● Record list
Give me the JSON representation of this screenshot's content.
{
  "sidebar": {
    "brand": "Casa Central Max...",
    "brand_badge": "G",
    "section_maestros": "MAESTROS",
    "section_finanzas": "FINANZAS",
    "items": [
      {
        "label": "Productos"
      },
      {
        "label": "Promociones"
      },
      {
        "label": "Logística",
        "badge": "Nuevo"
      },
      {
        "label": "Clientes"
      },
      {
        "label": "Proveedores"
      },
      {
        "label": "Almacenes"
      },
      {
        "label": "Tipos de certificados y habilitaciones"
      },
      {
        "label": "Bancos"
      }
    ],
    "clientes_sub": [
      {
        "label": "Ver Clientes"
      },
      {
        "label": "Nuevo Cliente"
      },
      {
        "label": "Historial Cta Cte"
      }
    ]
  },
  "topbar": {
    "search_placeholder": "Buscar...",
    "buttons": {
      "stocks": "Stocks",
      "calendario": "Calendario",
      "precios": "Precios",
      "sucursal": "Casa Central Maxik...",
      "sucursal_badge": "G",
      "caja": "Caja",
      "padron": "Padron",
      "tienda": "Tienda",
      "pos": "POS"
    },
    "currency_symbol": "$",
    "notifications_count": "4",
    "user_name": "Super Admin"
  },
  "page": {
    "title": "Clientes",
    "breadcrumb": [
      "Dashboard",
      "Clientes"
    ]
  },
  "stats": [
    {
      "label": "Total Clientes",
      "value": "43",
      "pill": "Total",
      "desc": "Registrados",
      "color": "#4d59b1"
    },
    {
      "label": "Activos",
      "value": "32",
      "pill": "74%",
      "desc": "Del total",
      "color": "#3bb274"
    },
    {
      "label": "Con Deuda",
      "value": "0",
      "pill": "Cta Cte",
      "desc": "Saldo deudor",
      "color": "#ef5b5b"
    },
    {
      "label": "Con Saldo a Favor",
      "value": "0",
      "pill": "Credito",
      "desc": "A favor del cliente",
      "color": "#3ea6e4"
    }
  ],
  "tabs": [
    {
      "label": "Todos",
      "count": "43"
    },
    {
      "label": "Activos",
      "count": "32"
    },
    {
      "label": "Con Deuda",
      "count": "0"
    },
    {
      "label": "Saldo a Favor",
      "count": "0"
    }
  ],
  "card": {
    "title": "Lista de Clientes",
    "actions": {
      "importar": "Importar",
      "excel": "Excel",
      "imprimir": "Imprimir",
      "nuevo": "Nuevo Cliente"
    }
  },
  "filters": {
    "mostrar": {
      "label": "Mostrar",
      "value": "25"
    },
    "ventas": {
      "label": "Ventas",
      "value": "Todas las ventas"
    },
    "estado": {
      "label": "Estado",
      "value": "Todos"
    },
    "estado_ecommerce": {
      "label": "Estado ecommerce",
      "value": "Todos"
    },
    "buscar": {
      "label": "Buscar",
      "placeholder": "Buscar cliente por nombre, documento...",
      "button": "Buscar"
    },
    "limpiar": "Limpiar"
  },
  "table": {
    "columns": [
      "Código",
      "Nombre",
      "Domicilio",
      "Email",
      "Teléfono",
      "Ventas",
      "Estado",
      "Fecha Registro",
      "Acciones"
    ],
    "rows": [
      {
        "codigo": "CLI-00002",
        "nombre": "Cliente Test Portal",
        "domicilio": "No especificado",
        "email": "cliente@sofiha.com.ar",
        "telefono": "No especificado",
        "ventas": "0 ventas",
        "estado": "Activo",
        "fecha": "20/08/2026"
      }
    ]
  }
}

==

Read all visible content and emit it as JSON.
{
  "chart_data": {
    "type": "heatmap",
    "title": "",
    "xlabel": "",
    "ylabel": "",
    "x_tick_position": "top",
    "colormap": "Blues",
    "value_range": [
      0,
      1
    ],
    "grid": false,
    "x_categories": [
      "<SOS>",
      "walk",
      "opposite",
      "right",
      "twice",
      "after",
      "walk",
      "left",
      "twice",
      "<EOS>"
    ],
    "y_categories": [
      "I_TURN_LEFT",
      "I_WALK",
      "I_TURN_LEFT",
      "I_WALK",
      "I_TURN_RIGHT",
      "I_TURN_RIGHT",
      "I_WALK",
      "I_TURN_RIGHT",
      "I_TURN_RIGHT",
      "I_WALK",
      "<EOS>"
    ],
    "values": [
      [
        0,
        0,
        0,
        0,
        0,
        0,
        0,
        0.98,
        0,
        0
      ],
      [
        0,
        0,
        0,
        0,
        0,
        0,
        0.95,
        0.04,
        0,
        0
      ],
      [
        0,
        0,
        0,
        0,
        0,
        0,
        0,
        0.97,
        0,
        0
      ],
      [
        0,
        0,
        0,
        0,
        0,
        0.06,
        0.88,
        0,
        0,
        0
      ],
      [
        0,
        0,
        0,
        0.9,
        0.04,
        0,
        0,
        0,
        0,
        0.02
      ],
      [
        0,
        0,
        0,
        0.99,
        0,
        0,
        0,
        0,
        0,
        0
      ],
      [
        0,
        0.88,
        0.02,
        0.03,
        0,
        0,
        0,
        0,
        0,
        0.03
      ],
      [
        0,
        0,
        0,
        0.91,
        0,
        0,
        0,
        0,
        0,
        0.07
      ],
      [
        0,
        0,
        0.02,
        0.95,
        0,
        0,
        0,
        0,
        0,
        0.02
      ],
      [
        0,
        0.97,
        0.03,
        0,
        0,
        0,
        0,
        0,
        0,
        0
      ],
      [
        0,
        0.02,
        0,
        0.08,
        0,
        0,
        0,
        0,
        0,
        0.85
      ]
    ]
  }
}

● Aim
Go through the records above and copy every line with the word "desc".

● Result for this task
      "desc": "Registrados",
      "desc": "Del total",
      "desc": "Saldo deudor",
      "desc": "A favor del cliente",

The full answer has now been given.